▶ Figure record listings
## Begin

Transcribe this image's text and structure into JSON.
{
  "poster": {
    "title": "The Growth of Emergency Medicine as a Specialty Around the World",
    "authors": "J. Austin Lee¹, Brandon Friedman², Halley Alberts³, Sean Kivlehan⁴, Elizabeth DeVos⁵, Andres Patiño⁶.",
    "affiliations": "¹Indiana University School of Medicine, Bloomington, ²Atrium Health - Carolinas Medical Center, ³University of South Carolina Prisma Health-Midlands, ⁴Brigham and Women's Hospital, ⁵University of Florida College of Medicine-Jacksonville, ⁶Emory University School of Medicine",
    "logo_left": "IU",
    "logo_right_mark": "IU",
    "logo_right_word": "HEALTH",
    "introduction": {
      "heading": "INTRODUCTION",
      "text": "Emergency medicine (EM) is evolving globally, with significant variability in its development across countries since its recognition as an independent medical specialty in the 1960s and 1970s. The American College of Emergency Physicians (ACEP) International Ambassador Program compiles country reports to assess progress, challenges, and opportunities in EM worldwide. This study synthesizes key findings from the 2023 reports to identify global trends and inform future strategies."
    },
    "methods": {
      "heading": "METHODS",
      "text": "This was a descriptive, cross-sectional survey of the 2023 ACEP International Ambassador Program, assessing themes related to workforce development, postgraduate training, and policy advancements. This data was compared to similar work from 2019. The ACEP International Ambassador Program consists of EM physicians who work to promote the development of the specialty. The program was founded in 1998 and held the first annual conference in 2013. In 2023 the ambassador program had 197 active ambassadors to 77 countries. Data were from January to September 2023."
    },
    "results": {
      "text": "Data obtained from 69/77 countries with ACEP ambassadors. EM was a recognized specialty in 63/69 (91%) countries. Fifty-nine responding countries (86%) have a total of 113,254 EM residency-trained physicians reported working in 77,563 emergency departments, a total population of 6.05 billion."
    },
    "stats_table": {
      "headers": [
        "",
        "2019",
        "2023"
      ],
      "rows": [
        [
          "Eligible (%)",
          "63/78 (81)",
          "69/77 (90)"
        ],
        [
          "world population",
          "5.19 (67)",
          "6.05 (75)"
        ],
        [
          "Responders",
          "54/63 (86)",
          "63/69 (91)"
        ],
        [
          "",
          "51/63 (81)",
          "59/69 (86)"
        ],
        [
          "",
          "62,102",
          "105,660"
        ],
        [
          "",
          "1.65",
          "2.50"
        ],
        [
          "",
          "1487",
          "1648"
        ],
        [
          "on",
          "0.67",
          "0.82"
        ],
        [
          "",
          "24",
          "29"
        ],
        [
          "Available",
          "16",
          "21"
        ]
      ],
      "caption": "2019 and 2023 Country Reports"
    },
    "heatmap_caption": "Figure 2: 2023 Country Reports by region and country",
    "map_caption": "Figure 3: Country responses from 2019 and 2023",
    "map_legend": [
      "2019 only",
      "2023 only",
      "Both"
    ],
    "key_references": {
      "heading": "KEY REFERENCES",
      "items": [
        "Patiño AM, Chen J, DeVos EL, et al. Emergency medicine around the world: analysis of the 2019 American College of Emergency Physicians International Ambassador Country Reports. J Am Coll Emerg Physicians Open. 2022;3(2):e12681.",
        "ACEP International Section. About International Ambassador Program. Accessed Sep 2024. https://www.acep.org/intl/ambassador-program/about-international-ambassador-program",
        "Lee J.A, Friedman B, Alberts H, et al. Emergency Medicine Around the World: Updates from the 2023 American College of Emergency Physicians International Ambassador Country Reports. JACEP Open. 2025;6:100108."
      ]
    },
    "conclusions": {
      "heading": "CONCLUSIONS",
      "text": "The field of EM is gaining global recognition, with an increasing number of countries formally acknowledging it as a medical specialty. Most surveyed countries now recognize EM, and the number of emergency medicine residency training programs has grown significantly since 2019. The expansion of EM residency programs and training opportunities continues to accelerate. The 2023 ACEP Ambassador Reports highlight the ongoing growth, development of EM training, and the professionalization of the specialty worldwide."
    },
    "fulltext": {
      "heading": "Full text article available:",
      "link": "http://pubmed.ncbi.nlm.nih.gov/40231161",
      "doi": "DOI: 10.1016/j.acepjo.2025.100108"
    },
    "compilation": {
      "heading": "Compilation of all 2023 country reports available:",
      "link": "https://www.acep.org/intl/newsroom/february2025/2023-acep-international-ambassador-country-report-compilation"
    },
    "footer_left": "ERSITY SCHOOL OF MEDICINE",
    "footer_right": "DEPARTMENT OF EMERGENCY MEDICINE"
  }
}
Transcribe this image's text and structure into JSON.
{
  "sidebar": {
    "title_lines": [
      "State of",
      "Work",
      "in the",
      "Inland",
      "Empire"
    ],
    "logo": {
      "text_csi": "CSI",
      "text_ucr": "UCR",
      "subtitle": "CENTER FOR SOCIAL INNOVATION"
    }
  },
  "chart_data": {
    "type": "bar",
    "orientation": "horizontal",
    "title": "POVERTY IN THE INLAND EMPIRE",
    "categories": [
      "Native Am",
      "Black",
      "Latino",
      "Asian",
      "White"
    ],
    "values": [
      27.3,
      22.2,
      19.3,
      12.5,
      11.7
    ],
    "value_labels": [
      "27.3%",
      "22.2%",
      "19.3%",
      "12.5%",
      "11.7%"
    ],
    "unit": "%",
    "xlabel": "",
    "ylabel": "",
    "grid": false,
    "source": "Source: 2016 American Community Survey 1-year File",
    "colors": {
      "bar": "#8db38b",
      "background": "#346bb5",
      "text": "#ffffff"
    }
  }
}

## End

Output all preceding records character for character.

▶ THE RESPONSE
Transcribe this image's text and structure into JSON.
{
  "poster": {
    "title": "The Growth of Emergency Medicine as a Specialty Around the World",
    "authors": "J. Austin Lee¹, Brandon Friedman², Halley Alberts³, Sean Kivlehan⁴, Elizabeth DeVos⁵, Andres Patiño⁶.",
    "affiliations": "¹Indiana University School of Medicine, Bloomington, ²Atrium Health - Carolinas Medical Center, ³University of South Carolina Prisma Health-Midlands, ⁴Brigham and Women's Hospital, ⁵University of Florida College of Medicine-Jacksonville, ⁶Emory University School of Medicine",
    "logo_left": "IU",
    "logo_right_mark": "IU",
    "logo_right_word": "HEALTH",
    "introduction": {
      "heading": "INTRODUCTION",
      "text": "Emergency medicine (EM) is evolving globally, with significant variability in its development across countries since its recognition as an independent medical specialty in the 1960s and 1970s. The American College of Emergency Physicians (ACEP) International Ambassador Program compiles country reports to assess progress, challenges, and opportunities in EM worldwide. This study synthesizes key findings from the 2023 reports to identify global trends and inform future strategies."
    },
    "methods": {
      "heading": "METHODS",
      "text": "This was a descriptive, cross-sectional survey of the 2023 ACEP International Ambassador Program, assessing themes related to workforce development, postgraduate training, and policy advancements. This data was compared to similar work from 2019. The ACEP International Ambassador Program consists of EM physicians who work to promote the development of the specialty. The program was founded in 1998 and held the first annual conference in 2013. In 2023 the ambassador program had 197 active ambassadors to 77 countries. Data were from January to September 2023."
    },
    "results": {
      "text": "Data obtained from 69/77 countries with ACEP ambassadors. EM was a recognized specialty in 63/69 (91%) countries. Fifty-nine responding countries (86%) have a total of 113,254 EM residency-trained physicians reported working in 77,563 emergency departments, a total population of 6.05 billion."
    },
    "stats_table": {
      "headers": [
        "",
        "2019",
        "2023"
      ],
      "rows": [
        [
          "Eligible (%)",
          "63/78 (81)",
          "69/77 (90)"
        ],
        [
          "world population",
          "5.19 (67)",
          "6.05 (75)"
        ],
        [
          "Responders",
          "54/63 (86)",
          "63/69 (91)"
        ],
        [
          "",
          "51/63 (81)",
          "59/69 (86)"
        ],
        [
          "",
          "62,102",
          "105,660"
        ],
        [
          "",
          "1.65",
          "2.50"
        ],
        [
          "",
          "1487",
          "1648"
        ],
        [
          "on",
          "0.67",
          "0.82"
        ],
        [
          "",
          "24",
          "29"
        ],
        [
          "Available",
          "16",
          "21"
        ]
      ],
      "caption": "2019 and 2023 Country Reports"
    },
    "heatmap_caption": "Figure 2: 2023 Country Reports by region and country",
    "map_caption": "Figure 3: Country responses from 2019 and 2023",
    "map_legend": [
      "2019 only",
      "2023 only",
      "Both"
    ],
    "key_references": {
      "heading": "KEY REFERENCES",
      "items": [
        "Patiño AM, Chen J, DeVos EL, et al. Emergency medicine around the world: analysis of the 2019 American College of Emergency Physicians International Ambassador Country Reports. J Am Coll Emerg Physicians Open. 2022;3(2):e12681.",
        "ACEP International Section. About International Ambassador Program. Accessed Sep 2024. https://www.acep.org/intl/ambassador-program/about-international-ambassador-program",
        "Lee J.A, Friedman B, Alberts H, et al. Emergency Medicine Around the World: Updates from the 2023 American College of Emergency Physicians International Ambassador Country Reports. JACEP Open. 2025;6:100108."
      ]
    },
    "conclusions": {
      "heading": "CONCLUSIONS",
      "text": "The field of EM is gaining global recognition, with an increasing number of countries formally acknowledging it as a medical specialty. Most surveyed countries now recognize EM, and the number of emergency medicine residency training programs has grown significantly since 2019. The expansion of EM residency programs and training opportunities continues to accelerate. The 2023 ACEP Ambassador Reports highlight the ongoing growth, development of EM training, and the professionalization of the specialty worldwide."
    },
    "fulltext": {
      "heading": "Full text article available:",
      "link": "http://pubmed.ncbi.nlm.nih.gov/40231161",
      "doi": "DOI: 10.1016/j.acepjo.2025.100108"
    },
    "compilation": {
      "heading": "Compilation of all 2023 country reports available:",
      "link": "https://www.acep.org/intl/newsroom/february2025/2023-acep-international-ambassador-country-report-compilation"
    },
    "footer_left": "ERSITY SCHOOL OF MEDICINE",
    "footer_right": "DEPARTMENT OF EMERGENCY MEDICINE"
  }
}
Transcribe this image's text and structure into JSON.
{
  "sidebar": {
    "title_lines": [
      "State of",
      "Work",
      "in the",
      "Inland",
      "Empire"
    ],
    "logo": {
      "text_csi": "CSI",
      "text_ucr": "UCR",
      "subtitle": "CENTER FOR SOCIAL INNOVATION"
    }
  },
  "chart_data": {
    "type": "bar",
    "orientation": "horizontal",
    "title": "POVERTY IN THE INLAND EMPIRE",
    "categories": [
      "Native Am",
      "Black",
      "Latino",
      "Asian",
      "White"
    ],
    "values": [
      27.3,
      22.2,
      19.3,
      12.5,
      11.7
    ],
    "value_labels": [
      "27.3%",
      "22.2%",
      "19.3%",
      "12.5%",
      "11.7%"
    ],
    "unit": "%",
    "xlabel": "",
    "ylabel": "",
    "grid": false,
    "source": "Source: 2016 American Community Survey 1-year File",
    "colors": {
      "bar": "#8db38b",
      "background": "#346bb5",
      "text": "#ffffff"
    }
  }
}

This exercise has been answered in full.